Annotated element entries
..............................

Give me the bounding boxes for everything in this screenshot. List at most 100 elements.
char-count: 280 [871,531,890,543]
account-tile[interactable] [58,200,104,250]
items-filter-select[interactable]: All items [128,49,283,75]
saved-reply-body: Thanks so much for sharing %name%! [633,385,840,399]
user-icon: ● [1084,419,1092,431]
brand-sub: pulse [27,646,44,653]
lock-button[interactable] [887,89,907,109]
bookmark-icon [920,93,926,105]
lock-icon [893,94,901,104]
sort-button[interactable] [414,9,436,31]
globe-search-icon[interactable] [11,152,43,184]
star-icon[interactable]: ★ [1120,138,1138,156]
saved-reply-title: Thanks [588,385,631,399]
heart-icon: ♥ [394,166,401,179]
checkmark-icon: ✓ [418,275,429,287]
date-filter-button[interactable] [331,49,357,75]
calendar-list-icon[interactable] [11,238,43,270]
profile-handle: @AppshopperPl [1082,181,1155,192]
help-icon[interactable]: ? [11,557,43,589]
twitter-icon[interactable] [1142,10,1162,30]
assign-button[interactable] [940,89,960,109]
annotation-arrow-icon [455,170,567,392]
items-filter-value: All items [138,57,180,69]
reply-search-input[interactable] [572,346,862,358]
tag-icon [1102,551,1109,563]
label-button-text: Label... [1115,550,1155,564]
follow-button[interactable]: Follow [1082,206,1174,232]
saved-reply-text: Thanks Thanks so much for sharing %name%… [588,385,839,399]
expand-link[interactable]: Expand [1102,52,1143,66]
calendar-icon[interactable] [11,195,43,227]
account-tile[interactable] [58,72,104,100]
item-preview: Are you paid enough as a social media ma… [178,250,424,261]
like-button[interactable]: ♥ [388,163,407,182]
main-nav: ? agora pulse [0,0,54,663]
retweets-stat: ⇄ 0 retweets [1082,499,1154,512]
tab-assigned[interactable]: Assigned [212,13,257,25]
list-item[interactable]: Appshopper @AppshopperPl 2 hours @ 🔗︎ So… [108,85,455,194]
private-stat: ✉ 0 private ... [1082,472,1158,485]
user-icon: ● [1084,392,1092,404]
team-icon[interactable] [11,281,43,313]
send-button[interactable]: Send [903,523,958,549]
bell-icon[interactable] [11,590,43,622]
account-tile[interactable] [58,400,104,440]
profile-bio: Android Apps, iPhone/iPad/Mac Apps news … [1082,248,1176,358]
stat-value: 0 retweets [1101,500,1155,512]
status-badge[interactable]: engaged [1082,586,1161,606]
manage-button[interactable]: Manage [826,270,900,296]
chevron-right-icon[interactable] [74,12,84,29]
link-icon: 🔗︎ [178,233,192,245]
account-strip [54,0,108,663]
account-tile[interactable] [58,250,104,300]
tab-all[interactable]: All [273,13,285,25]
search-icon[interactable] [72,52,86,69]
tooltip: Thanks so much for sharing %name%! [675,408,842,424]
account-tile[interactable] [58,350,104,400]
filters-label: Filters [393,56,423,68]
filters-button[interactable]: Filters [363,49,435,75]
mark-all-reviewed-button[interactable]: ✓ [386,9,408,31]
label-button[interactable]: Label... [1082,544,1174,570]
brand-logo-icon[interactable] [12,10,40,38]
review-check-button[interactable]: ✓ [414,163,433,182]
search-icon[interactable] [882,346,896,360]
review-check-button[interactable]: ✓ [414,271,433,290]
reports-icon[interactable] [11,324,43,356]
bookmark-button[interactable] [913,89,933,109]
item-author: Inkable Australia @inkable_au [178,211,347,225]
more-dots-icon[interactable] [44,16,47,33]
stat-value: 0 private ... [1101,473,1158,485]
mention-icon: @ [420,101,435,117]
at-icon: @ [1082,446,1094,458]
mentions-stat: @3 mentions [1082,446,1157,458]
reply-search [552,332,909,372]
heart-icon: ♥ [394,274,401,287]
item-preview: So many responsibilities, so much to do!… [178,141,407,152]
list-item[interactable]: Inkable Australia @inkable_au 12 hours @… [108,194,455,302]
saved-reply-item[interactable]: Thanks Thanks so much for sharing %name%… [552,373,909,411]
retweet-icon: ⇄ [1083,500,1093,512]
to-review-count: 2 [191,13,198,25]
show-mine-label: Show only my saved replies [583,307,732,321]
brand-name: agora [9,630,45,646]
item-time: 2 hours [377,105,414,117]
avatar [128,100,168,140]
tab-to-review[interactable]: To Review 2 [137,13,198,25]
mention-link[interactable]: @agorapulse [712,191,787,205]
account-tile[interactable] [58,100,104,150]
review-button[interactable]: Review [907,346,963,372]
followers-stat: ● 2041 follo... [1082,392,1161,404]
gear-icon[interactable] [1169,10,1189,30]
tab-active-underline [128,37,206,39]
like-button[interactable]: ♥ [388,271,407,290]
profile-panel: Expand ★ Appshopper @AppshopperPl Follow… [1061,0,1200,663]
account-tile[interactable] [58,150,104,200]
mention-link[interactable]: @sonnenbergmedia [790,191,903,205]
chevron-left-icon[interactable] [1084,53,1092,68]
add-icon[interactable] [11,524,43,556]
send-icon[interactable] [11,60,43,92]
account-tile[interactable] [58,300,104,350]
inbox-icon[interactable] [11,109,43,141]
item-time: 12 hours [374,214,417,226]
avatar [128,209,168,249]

..............................

TO BE DONE: Please output the entries from the first line through the line containing "profile-handle: @AppshopperPl [1082,181,1155,192]" as a numbered list, leaving out any blank lines.

RESPONSE TO THIS EXERCISE:
1. Give me the bounding boxes for everything in this screenshot. List at most 100 elements.
2. char-count: 280 [871,531,890,543]
3. account-tile[interactable] [58,200,104,250]
4. items-filter-select[interactable]: All items [128,49,283,75]
5. saved-reply-body: Thanks so much for sharing %name%! [633,385,840,399]
6. user-icon: ● [1084,419,1092,431]
7. brand-sub: pulse [27,646,44,653]
8. lock-button[interactable] [887,89,907,109]
9. bookmark-icon [920,93,926,105]
10. lock-icon [893,94,901,104]
11. sort-button[interactable] [414,9,436,31]
12. globe-search-icon[interactable] [11,152,43,184]
13. star-icon[interactable]: ★ [1120,138,1138,156]
14. saved-reply-title: Thanks [588,385,631,399]
15. heart-icon: ♥ [394,166,401,179]
16. checkmark-icon: ✓ [418,275,429,287]
17. date-filter-button[interactable] [331,49,357,75]
18. calendar-list-icon[interactable] [11,238,43,270]
19. profile-handle: @AppshopperPl [1082,181,1155,192]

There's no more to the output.